# Problem requirements
Among the lines below, how many carry the string "drawing"? Reply with a number and nothing else.

# Data for this task
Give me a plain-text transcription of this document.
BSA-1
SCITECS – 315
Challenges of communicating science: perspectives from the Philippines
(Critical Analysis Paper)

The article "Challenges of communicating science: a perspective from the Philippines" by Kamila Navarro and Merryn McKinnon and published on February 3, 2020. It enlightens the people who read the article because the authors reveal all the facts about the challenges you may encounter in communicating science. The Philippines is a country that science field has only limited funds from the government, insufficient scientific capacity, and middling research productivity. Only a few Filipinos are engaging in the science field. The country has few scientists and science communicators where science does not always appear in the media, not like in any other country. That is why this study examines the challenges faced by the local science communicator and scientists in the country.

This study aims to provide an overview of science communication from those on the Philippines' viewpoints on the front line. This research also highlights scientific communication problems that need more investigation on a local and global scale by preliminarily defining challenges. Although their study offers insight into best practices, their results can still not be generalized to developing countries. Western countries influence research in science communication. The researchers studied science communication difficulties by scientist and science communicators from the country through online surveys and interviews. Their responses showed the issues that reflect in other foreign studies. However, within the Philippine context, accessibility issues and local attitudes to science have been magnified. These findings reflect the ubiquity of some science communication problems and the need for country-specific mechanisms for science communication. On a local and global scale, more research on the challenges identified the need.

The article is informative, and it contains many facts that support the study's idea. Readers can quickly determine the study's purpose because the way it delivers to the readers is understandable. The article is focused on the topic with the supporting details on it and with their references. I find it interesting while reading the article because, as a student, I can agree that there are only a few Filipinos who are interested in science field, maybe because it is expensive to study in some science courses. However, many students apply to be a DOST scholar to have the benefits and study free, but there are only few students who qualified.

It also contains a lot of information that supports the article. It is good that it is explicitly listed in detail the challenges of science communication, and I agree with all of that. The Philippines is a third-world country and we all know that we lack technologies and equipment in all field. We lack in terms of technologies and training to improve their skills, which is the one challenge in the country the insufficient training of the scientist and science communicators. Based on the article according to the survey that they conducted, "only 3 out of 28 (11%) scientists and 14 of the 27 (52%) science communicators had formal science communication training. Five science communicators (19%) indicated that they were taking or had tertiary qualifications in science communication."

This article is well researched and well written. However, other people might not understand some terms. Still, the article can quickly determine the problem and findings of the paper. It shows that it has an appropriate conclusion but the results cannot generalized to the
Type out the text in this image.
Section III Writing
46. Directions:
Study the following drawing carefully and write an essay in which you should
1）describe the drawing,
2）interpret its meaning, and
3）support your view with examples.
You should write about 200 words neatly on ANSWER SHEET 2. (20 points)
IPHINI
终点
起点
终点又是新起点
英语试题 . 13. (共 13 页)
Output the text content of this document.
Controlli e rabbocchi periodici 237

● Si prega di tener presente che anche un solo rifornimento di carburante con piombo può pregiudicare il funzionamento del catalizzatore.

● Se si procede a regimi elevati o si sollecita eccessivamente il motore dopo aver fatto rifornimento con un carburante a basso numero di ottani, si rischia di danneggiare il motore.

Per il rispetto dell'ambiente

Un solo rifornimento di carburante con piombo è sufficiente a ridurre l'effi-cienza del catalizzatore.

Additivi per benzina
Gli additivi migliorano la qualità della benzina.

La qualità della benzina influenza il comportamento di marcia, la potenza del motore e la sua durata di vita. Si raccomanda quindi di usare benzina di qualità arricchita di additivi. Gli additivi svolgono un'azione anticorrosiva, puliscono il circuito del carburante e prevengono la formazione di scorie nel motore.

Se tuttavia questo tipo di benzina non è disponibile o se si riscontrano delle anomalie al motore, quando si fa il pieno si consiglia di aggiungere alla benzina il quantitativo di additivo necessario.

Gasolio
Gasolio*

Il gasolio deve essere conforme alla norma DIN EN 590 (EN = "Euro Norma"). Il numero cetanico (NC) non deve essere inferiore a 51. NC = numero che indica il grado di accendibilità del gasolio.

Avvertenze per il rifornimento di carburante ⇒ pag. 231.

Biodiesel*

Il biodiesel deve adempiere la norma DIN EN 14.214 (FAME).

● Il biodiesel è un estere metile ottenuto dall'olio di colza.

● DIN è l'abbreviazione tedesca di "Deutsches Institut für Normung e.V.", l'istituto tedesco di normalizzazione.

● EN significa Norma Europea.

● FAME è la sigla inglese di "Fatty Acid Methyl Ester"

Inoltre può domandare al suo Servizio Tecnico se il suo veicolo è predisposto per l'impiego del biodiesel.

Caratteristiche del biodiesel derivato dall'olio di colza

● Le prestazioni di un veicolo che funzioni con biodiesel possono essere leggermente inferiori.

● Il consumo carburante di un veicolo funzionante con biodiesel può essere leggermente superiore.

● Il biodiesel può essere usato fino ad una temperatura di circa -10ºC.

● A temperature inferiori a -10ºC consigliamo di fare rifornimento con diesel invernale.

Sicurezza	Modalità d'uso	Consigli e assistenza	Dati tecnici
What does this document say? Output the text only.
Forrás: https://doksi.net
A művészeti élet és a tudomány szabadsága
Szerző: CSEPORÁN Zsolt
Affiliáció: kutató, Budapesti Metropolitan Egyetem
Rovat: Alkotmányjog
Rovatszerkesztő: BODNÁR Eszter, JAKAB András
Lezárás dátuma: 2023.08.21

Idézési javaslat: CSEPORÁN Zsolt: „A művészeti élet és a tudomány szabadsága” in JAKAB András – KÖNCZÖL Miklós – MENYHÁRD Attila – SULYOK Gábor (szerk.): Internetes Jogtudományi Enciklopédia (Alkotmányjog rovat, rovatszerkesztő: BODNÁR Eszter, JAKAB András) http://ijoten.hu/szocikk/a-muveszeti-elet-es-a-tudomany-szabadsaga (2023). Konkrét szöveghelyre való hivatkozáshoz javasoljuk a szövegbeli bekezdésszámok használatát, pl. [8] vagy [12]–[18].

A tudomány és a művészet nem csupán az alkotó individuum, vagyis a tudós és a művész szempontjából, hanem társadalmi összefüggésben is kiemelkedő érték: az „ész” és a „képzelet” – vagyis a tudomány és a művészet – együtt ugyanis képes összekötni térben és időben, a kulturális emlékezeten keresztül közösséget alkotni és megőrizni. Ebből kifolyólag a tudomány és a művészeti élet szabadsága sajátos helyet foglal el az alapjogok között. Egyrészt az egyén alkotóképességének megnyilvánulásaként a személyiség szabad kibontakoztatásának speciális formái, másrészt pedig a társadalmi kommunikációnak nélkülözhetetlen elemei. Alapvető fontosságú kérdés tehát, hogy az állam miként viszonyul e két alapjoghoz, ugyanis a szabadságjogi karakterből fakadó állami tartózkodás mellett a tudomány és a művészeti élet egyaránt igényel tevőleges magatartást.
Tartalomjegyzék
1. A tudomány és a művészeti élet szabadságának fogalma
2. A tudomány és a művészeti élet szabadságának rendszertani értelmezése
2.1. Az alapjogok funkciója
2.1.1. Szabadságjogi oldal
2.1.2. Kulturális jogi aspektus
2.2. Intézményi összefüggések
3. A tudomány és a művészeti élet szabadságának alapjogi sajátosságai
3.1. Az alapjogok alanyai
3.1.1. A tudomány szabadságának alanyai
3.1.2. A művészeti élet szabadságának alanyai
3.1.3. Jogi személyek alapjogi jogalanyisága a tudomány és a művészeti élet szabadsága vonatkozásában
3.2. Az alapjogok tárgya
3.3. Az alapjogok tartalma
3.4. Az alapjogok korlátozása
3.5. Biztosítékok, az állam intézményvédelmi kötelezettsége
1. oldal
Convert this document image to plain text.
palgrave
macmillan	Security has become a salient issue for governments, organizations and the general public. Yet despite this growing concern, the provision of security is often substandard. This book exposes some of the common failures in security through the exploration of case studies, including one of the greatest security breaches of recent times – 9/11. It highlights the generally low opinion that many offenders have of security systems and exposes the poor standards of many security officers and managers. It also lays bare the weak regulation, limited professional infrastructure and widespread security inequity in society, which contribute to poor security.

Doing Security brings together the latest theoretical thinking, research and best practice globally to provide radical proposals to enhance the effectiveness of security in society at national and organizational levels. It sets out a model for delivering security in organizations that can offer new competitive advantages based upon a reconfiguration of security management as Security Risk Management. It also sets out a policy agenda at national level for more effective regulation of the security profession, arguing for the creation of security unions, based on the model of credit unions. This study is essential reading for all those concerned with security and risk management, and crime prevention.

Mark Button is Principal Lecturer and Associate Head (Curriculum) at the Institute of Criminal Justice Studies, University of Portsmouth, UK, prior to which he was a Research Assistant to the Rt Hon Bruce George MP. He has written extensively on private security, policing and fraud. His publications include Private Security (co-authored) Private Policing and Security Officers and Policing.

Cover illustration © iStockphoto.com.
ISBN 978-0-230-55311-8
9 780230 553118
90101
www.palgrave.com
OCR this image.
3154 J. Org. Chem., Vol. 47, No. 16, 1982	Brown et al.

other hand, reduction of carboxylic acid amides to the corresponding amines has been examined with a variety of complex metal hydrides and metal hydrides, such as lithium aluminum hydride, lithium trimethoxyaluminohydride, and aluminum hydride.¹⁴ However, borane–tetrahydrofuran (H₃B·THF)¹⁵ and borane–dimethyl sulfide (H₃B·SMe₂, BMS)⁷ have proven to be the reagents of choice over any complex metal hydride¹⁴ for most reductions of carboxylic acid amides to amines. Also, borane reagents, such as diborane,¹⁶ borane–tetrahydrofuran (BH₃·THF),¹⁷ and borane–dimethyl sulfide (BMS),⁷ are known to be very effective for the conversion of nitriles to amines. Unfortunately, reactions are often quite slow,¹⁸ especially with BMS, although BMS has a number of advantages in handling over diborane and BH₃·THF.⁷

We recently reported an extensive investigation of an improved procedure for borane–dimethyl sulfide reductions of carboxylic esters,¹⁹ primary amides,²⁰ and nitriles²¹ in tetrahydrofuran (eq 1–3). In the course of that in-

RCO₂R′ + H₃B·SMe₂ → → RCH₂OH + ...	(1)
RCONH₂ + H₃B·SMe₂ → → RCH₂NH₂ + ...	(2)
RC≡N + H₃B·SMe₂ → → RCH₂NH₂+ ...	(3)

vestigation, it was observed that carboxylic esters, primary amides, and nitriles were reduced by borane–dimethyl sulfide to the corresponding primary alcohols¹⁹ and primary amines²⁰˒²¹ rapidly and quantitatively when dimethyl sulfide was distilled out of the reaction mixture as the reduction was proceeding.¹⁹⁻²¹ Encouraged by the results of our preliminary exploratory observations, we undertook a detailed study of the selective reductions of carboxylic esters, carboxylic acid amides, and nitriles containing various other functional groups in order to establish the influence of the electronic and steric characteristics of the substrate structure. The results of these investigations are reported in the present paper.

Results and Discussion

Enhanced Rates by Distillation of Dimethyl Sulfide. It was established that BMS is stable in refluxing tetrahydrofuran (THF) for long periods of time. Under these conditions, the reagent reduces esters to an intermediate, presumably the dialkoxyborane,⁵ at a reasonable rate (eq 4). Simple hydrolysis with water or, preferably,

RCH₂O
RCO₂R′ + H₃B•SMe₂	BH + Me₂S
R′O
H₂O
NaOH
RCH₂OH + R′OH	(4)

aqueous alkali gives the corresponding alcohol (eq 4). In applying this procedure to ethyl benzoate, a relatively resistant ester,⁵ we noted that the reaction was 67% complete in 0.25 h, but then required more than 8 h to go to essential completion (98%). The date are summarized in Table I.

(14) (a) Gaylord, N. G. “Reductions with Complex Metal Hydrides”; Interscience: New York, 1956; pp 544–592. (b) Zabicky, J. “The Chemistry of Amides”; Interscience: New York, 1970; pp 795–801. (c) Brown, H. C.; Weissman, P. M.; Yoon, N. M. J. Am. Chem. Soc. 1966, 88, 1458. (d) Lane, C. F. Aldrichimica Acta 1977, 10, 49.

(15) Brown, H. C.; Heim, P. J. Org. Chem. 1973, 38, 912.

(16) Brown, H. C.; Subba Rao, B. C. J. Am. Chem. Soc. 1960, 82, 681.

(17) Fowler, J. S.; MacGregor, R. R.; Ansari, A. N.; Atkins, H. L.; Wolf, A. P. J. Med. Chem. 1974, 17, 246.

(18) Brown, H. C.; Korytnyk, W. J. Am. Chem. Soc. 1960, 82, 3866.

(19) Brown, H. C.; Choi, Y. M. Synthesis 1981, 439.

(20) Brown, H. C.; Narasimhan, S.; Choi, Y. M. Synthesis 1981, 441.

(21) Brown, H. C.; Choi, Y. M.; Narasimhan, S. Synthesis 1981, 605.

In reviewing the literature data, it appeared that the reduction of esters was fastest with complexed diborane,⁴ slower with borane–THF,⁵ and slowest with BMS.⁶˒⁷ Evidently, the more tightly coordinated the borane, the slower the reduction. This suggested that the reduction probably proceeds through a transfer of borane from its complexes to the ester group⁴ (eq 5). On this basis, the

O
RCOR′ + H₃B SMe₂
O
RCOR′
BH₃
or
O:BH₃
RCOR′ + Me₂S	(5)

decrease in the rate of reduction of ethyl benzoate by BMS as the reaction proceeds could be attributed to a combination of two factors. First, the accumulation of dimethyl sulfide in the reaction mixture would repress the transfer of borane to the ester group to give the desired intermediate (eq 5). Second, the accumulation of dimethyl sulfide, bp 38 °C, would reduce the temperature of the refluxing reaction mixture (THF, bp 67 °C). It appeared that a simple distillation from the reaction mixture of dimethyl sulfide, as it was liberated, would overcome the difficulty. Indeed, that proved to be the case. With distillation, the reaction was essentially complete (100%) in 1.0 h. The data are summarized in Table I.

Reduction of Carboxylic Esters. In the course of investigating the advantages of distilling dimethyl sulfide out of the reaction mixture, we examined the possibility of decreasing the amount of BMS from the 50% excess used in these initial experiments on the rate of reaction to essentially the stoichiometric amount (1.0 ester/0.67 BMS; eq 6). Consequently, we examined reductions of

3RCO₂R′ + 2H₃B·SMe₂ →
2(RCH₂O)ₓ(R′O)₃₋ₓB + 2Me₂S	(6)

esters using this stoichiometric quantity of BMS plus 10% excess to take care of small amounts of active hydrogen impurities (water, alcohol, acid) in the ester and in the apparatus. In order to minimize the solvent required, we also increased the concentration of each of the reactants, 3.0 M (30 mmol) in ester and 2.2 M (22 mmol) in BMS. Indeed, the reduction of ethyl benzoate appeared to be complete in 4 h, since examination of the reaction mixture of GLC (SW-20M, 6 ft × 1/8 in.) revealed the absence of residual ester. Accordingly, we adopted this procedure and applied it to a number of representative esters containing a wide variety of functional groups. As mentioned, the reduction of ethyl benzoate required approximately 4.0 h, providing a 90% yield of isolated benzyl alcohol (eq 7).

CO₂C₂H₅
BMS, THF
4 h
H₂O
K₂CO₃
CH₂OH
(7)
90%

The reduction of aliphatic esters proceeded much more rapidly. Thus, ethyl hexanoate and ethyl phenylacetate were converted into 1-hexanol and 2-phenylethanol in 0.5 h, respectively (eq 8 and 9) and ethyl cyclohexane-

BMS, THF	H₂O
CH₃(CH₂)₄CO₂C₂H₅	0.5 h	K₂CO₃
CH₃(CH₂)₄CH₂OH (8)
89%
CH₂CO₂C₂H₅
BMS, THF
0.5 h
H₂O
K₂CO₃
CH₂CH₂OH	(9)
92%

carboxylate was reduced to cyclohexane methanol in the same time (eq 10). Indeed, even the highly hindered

# Exercise response
2